start

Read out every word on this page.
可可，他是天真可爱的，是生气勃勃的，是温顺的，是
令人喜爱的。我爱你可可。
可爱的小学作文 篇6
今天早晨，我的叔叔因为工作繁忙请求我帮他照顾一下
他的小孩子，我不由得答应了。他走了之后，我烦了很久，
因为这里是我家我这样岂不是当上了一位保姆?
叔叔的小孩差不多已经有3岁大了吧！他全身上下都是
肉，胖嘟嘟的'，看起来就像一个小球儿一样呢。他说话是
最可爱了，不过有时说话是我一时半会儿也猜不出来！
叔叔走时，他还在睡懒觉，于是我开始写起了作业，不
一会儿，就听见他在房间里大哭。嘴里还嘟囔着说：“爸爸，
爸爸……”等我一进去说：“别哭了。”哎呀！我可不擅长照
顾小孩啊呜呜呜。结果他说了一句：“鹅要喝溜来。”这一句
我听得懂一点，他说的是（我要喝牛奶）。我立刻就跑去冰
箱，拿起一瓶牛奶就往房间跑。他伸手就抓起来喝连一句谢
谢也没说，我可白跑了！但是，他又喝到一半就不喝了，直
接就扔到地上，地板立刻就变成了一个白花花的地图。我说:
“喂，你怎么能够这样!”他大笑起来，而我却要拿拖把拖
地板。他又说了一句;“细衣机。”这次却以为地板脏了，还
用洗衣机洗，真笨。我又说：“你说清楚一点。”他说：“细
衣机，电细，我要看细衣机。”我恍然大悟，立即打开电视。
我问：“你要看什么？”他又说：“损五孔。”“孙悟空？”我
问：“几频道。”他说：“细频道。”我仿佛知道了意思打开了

end

- WHAT NEEDS TO BE DONE
Write the entries again, exactly as they stand.

- REPLY
Read out every word on this page.
可可，他是天真可爱的，是生气勃勃的，是温顺的，是
令人喜爱的。我爱你可可。
可爱的小学作文 篇6
今天早晨，我的叔叔因为工作繁忙请求我帮他照顾一下
他的小孩子，我不由得答应了。他走了之后，我烦了很久，
因为这里是我家我这样岂不是当上了一位保姆?
叔叔的小孩差不多已经有3岁大了吧！他全身上下都是
肉，胖嘟嘟的'，看起来就像一个小球儿一样呢。他说话是
最可爱了，不过有时说话是我一时半会儿也猜不出来！
叔叔走时，他还在睡懒觉，于是我开始写起了作业，不
一会儿，就听见他在房间里大哭。嘴里还嘟囔着说：“爸爸，
爸爸……”等我一进去说：“别哭了。”哎呀！我可不擅长照
顾小孩啊呜呜呜。结果他说了一句：“鹅要喝溜来。”这一句
我听得懂一点，他说的是（我要喝牛奶）。我立刻就跑去冰
箱，拿起一瓶牛奶就往房间跑。他伸手就抓起来喝连一句谢
谢也没说，我可白跑了！但是，他又喝到一半就不喝了，直
接就扔到地上，地板立刻就变成了一个白花花的地图。我说:
“喂，你怎么能够这样!”他大笑起来，而我却要拿拖把拖
地板。他又说了一句;“细衣机。”这次却以为地板脏了，还
用洗衣机洗，真笨。我又说：“你说清楚一点。”他说：“细
衣机，电细，我要看细衣机。”我恍然大悟，立即打开电视。
我问：“你要看什么？”他又说：“损五孔。”“孙悟空？”我
问：“几频道。”他说：“细频道。”我仿佛知道了意思打开了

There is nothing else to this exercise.